Items from a data source:
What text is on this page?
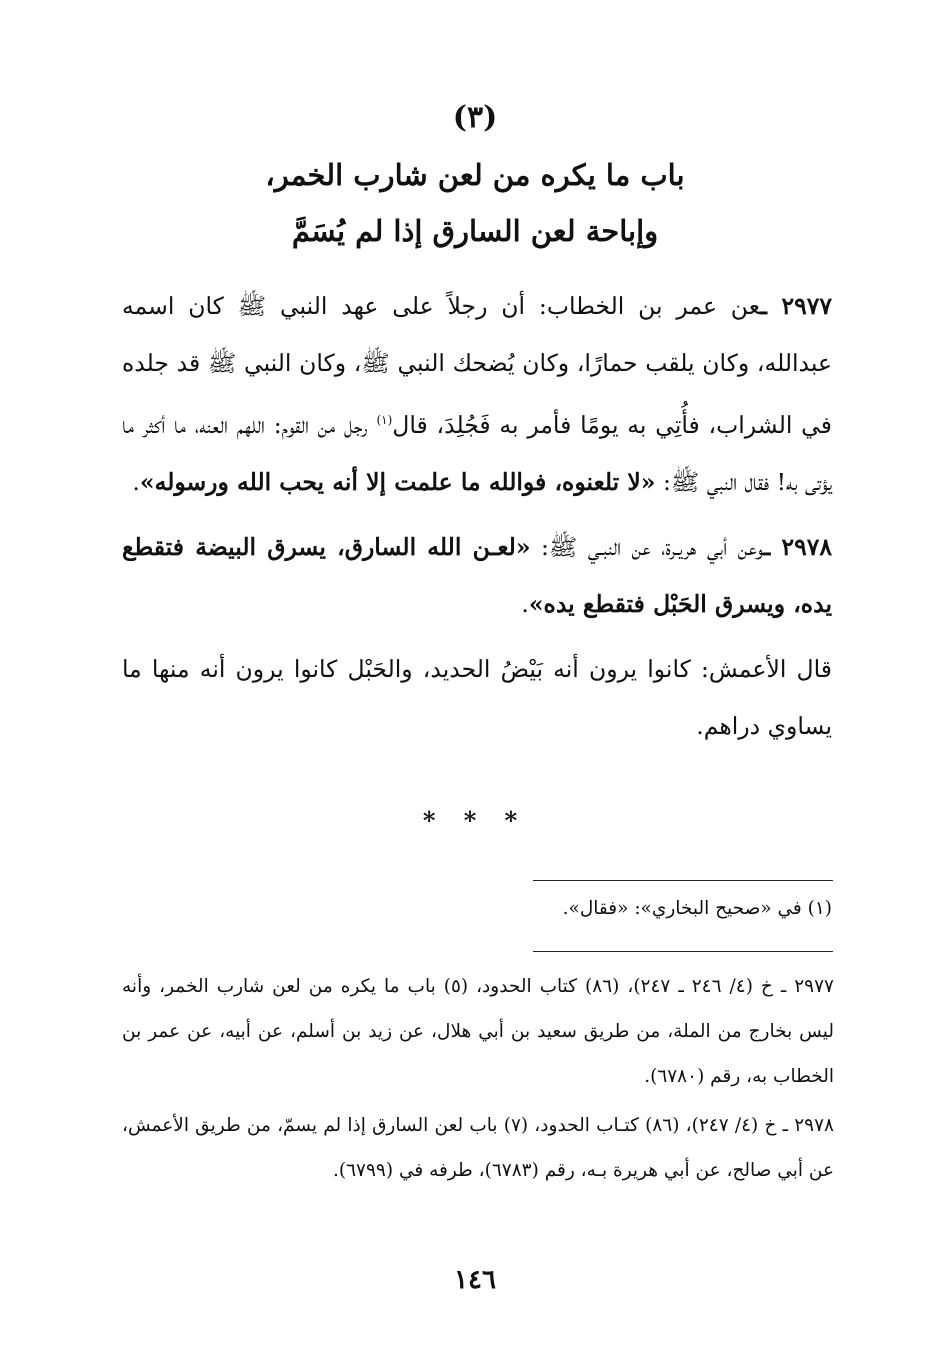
(٣)
باب ما يكره من لعن شارب الخمر،
وإباحة لعن السارق إذا لم يُسَمَّ

٢٩٧٧ ـعن عمر بن الخطاب: أن رجلاً على عهد النبي ﷺ كان اسمه عبدالله، وكان يلقب حمارًا، وكان يُضحك النبي ﷺ، وكان النبي ﷺ قد جلده في الشراب، فأُتِي به يومًا فأمر به فَجُلِدَ، قال$^{(١)}$ رجل من القوم: اللهم العنه، ما أكثر ما يؤتى به! فقال النبي ﷺ: «لا تلعنوه، فوالله ما علمت إلا أنه يحب الله ورسوله».

٢٩٧٨ ـوعن أبي هريـرة، عن النبـي ﷺ: «لعـن الله السارق، يسرق البيضة فتقطع يده، ويسرق الحَبْل فتقطع يده».

قال الأعمش: كانوا يرون أنه بَيْضُ الحديد، والحَبْل كانوا يرون أنه منها ما يساوي دراهم.

* * *
(١) في «صحيح البخاري»: «فقال».

٢٩٧٧ ـ خ (٤/ ٢٤٦ ـ ٢٤٧)، (٨٦) كتاب الحدود، (٥) باب ما يكره من لعن شارب الخمر، وأنه ليس بخارج من الملة، من طريق سعيد بن أبي هلال، عن زيد بن أسلم، عن أبيه، عن عمر بن الخطاب به، رقم (٦٧٨٠).

٢٩٧٨ ـ خ (٤/ ٢٤٧)، (٨٦) كتـاب الحدود، (٧) باب لعن السارق إذا لم يسمّ، من طريق الأعمش، عن أبي صالح، عن أبي هريرة بـه، رقم (٦٧٨٣)، طرفه في (٦٧٩٩).

١٤٦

**WRITTEN REQUEST**.
Repeat the preceding records precisely, and leave every picture out of the copy.

**THE RESULT**.
What text is on this page?
(٣)
باب ما يكره من لعن شارب الخمر،
وإباحة لعن السارق إذا لم يُسَمَّ

٢٩٧٧ ـعن عمر بن الخطاب: أن رجلاً على عهد النبي ﷺ كان اسمه عبدالله، وكان يلقب حمارًا، وكان يُضحك النبي ﷺ، وكان النبي ﷺ قد جلده في الشراب، فأُتِي به يومًا فأمر به فَجُلِدَ، قال$^{(١)}$ رجل من القوم: اللهم العنه، ما أكثر ما يؤتى به! فقال النبي ﷺ: «لا تلعنوه، فوالله ما علمت إلا أنه يحب الله ورسوله».

٢٩٧٨ ـوعن أبي هريـرة، عن النبـي ﷺ: «لعـن الله السارق، يسرق البيضة فتقطع يده، ويسرق الحَبْل فتقطع يده».

قال الأعمش: كانوا يرون أنه بَيْضُ الحديد، والحَبْل كانوا يرون أنه منها ما يساوي دراهم.

* * *
(١) في «صحيح البخاري»: «فقال».

٢٩٧٧ ـ خ (٤/ ٢٤٦ ـ ٢٤٧)، (٨٦) كتاب الحدود، (٥) باب ما يكره من لعن شارب الخمر، وأنه ليس بخارج من الملة، من طريق سعيد بن أبي هلال، عن زيد بن أسلم، عن أبيه، عن عمر بن الخطاب به، رقم (٦٧٨٠).

٢٩٧٨ ـ خ (٤/ ٢٤٧)، (٨٦) كتـاب الحدود، (٧) باب لعن السارق إذا لم يسمّ، من طريق الأعمش، عن أبي صالح، عن أبي هريرة بـه، رقم (٦٧٨٣)، طرفه في (٦٧٩٩).

١٤٦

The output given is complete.